**Stored records:**
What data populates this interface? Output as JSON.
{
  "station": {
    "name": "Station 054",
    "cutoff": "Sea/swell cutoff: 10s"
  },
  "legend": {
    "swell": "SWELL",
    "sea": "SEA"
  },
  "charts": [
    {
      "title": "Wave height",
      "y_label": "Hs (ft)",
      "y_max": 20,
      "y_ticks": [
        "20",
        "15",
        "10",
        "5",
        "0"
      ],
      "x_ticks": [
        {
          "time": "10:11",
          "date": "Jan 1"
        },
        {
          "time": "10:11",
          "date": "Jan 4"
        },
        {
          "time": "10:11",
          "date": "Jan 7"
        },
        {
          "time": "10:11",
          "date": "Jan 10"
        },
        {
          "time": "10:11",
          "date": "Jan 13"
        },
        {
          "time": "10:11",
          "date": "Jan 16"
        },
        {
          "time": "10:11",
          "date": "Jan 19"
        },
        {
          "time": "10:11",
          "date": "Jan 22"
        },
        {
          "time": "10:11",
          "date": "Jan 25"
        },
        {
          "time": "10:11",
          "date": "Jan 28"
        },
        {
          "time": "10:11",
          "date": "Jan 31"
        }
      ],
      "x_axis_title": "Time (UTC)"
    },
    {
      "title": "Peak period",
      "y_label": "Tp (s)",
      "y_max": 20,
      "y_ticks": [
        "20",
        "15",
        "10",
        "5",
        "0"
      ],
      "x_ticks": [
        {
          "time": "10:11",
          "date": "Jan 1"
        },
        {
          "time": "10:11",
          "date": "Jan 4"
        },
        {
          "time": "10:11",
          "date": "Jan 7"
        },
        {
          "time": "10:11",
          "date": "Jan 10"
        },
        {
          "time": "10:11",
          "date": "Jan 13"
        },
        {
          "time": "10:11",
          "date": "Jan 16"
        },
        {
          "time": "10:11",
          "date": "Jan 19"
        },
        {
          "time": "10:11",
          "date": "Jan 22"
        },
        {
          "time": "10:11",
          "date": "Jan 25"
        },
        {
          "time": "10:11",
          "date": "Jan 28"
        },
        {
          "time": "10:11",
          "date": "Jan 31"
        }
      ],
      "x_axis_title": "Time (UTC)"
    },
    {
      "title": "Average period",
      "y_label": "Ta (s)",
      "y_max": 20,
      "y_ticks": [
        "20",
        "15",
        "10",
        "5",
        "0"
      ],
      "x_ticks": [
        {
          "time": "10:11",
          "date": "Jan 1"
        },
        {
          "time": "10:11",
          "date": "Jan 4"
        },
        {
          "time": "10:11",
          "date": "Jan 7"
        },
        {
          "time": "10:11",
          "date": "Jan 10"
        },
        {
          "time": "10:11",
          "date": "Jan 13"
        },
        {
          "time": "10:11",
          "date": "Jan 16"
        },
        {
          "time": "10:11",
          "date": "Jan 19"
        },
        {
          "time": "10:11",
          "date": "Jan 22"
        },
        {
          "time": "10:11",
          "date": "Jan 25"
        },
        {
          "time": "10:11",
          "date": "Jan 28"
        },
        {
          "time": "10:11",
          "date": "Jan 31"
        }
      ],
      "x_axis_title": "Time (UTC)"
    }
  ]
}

**Set problem:**
Transcribe each record exactly. Leave nothing out.

**Reply to the exercise:**
What data populates this interface? Output as JSON.
{
  "station": {
    "name": "Station 054",
    "cutoff": "Sea/swell cutoff: 10s"
  },
  "legend": {
    "swell": "SWELL",
    "sea": "SEA"
  },
  "charts": [
    {
      "title": "Wave height",
      "y_label": "Hs (ft)",
      "y_max": 20,
      "y_ticks": [
        "20",
        "15",
        "10",
        "5",
        "0"
      ],
      "x_ticks": [
        {
          "time": "10:11",
          "date": "Jan 1"
        },
        {
          "time": "10:11",
          "date": "Jan 4"
        },
        {
          "time": "10:11",
          "date": "Jan 7"
        },
        {
          "time": "10:11",
          "date": "Jan 10"
        },
        {
          "time": "10:11",
          "date": "Jan 13"
        },
        {
          "time": "10:11",
          "date": "Jan 16"
        },
        {
          "time": "10:11",
          "date": "Jan 19"
        },
        {
          "time": "10:11",
          "date": "Jan 22"
        },
        {
          "time": "10:11",
          "date": "Jan 25"
        },
        {
          "time": "10:11",
          "date": "Jan 28"
        },
        {
          "time": "10:11",
          "date": "Jan 31"
        }
      ],
      "x_axis_title": "Time (UTC)"
    },
    {
      "title": "Peak period",
      "y_label": "Tp (s)",
      "y_max": 20,
      "y_ticks": [
        "20",
        "15",
        "10",
        "5",
        "0"
      ],
      "x_ticks": [
        {
          "time": "10:11",
          "date": "Jan 1"
        },
        {
          "time": "10:11",
          "date": "Jan 4"
        },
        {
          "time": "10:11",
          "date": "Jan 7"
        },
        {
          "time": "10:11",
          "date": "Jan 10"
        },
        {
          "time": "10:11",
          "date": "Jan 13"
        },
        {
          "time": "10:11",
          "date": "Jan 16"
        },
        {
          "time": "10:11",
          "date": "Jan 19"
        },
        {
          "time": "10:11",
          "date": "Jan 22"
        },
        {
          "time": "10:11",
          "date": "Jan 25"
        },
        {
          "time": "10:11",
          "date": "Jan 28"
        },
        {
          "time": "10:11",
          "date": "Jan 31"
        }
      ],
      "x_axis_title": "Time (UTC)"
    },
    {
      "title": "Average period",
      "y_label": "Ta (s)",
      "y_max": 20,
      "y_ticks": [
        "20",
        "15",
        "10",
        "5",
        "0"
      ],
      "x_ticks": [
        {
          "time": "10:11",
          "date": "Jan 1"
        },
        {
          "time": "10:11",
          "date": "Jan 4"
        },
        {
          "time": "10:11",
          "date": "Jan 7"
        },
        {
          "time": "10:11",
          "date": "Jan 10"
        },
        {
          "time": "10:11",
          "date": "Jan 13"
        },
        {
          "time": "10:11",
          "date": "Jan 16"
        },
        {
          "time": "10:11",
          "date": "Jan 19"
        },
        {
          "time": "10:11",
          "date": "Jan 22"
        },
        {
          "time": "10:11",
          "date": "Jan 25"
        },
        {
          "time": "10:11",
          "date": "Jan 28"
        },
        {
          "time": "10:11",
          "date": "Jan 31"
        }
      ],
      "x_axis_title": "Time (UTC)"
    }
  ]
}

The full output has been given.